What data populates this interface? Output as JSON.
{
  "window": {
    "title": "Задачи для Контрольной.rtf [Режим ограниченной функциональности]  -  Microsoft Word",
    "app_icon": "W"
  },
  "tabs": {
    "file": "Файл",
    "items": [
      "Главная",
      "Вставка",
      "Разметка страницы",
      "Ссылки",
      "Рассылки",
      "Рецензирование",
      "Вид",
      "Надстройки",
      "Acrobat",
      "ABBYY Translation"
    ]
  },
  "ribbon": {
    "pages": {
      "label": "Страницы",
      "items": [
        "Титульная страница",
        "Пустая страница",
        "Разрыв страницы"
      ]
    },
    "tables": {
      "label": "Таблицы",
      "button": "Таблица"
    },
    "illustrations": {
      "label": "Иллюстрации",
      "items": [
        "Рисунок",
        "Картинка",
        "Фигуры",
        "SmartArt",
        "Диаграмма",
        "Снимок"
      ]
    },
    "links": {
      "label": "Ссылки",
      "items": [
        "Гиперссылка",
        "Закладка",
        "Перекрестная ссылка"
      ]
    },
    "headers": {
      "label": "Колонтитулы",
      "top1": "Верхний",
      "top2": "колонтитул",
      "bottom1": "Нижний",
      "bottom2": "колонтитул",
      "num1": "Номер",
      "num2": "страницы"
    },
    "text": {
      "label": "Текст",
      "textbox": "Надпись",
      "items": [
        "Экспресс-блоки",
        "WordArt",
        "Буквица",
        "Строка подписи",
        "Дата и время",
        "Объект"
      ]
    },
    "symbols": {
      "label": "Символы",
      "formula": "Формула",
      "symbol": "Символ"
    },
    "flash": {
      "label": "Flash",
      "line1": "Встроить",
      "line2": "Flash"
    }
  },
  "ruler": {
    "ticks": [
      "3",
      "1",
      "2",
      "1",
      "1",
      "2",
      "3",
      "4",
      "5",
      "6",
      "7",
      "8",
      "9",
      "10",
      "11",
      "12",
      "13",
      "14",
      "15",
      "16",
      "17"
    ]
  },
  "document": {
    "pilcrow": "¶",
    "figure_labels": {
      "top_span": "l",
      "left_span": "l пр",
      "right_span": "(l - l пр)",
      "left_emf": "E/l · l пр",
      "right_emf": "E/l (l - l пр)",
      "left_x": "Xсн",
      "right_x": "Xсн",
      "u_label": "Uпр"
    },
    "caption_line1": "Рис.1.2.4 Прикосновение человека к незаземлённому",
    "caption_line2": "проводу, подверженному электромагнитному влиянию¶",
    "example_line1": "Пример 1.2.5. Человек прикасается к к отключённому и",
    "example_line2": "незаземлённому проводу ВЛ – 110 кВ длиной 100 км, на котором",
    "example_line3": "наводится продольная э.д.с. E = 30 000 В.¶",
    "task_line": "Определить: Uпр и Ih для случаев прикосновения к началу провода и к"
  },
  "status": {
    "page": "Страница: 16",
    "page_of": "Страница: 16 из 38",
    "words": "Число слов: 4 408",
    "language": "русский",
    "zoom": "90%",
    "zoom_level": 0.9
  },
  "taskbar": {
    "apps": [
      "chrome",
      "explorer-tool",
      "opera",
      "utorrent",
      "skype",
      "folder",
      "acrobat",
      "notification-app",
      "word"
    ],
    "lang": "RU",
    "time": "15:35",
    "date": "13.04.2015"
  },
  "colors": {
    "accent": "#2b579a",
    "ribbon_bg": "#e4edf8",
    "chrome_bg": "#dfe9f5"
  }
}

__________

EXERCISE DETAILS:
Copy every line exactly. Leave nothing out.

RESULT FOR THIS TASK:
What data populates this interface? Output as JSON.
{
  "window": {
    "title": "Задачи для Контрольной.rtf [Режим ограниченной функциональности]  -  Microsoft Word",
    "app_icon": "W"
  },
  "tabs": {
    "file": "Файл",
    "items": [
      "Главная",
      "Вставка",
      "Разметка страницы",
      "Ссылки",
      "Рассылки",
      "Рецензирование",
      "Вид",
      "Надстройки",
      "Acrobat",
      "ABBYY Translation"
    ]
  },
  "ribbon": {
    "pages": {
      "label": "Страницы",
      "items": [
        "Титульная страница",
        "Пустая страница",
        "Разрыв страницы"
      ]
    },
    "tables": {
      "label": "Таблицы",
      "button": "Таблица"
    },
    "illustrations": {
      "label": "Иллюстрации",
      "items": [
        "Рисунок",
        "Картинка",
        "Фигуры",
        "SmartArt",
        "Диаграмма",
        "Снимок"
      ]
    },
    "links": {
      "label": "Ссылки",
      "items": [
        "Гиперссылка",
        "Закладка",
        "Перекрестная ссылка"
      ]
    },
    "headers": {
      "label": "Колонтитулы",
      "top1": "Верхний",
      "top2": "колонтитул",
      "bottom1": "Нижний",
      "bottom2": "колонтитул",
      "num1": "Номер",
      "num2": "страницы"
    },
    "text": {
      "label": "Текст",
      "textbox": "Надпись",
      "items": [
        "Экспресс-блоки",
        "WordArt",
        "Буквица",
        "Строка подписи",
        "Дата и время",
        "Объект"
      ]
    },
    "symbols": {
      "label": "Символы",
      "formula": "Формула",
      "symbol": "Символ"
    },
    "flash": {
      "label": "Flash",
      "line1": "Встроить",
      "line2": "Flash"
    }
  },
  "ruler": {
    "ticks": [
      "3",
      "1",
      "2",
      "1",
      "1",
      "2",
      "3",
      "4",
      "5",
      "6",
      "7",
      "8",
      "9",
      "10",
      "11",
      "12",
      "13",
      "14",
      "15",
      "16",
      "17"
    ]
  },
  "document": {
    "pilcrow": "¶",
    "figure_labels": {
      "top_span": "l",
      "left_span": "l пр",
      "right_span": "(l - l пр)",
      "left_emf": "E/l · l пр",
      "right_emf": "E/l (l - l пр)",
      "left_x": "Xсн",
      "right_x": "Xсн",
      "u_label": "Uпр"
    },
    "caption_line1": "Рис.1.2.4 Прикосновение человека к незаземлённому",
    "caption_line2": "проводу, подверженному электромагнитному влиянию¶",
    "example_line1": "Пример 1.2.5. Человек прикасается к к отключённому и",
    "example_line2": "незаземлённому проводу ВЛ – 110 кВ длиной 100 км, на котором",
    "example_line3": "наводится продольная э.д.с. E = 30 000 В.¶",
    "task_line": "Определить: Uпр и Ih для случаев прикосновения к началу провода и к"
  },
  "status": {
    "page": "Страница: 16",
    "page_of": "Страница: 16 из 38",
    "words": "Число слов: 4 408",
    "language": "русский",
    "zoom": "90%",
    "zoom_level": 0.9
  },
  "taskbar": {
    "apps": [
      "chrome",
      "explorer-tool",
      "opera",
      "utorrent",
      "skype",
      "folder",
      "acrobat",
      "notification-app",
      "word"
    ],
    "lang": "RU",
    "time": "15:35",
    "date": "13.04.2015"
  },
  "colors": {
    "accent": "#2b579a",
    "ribbon_bg": "#e4edf8",
    "chrome_bg": "#dfe9f5"
  }
}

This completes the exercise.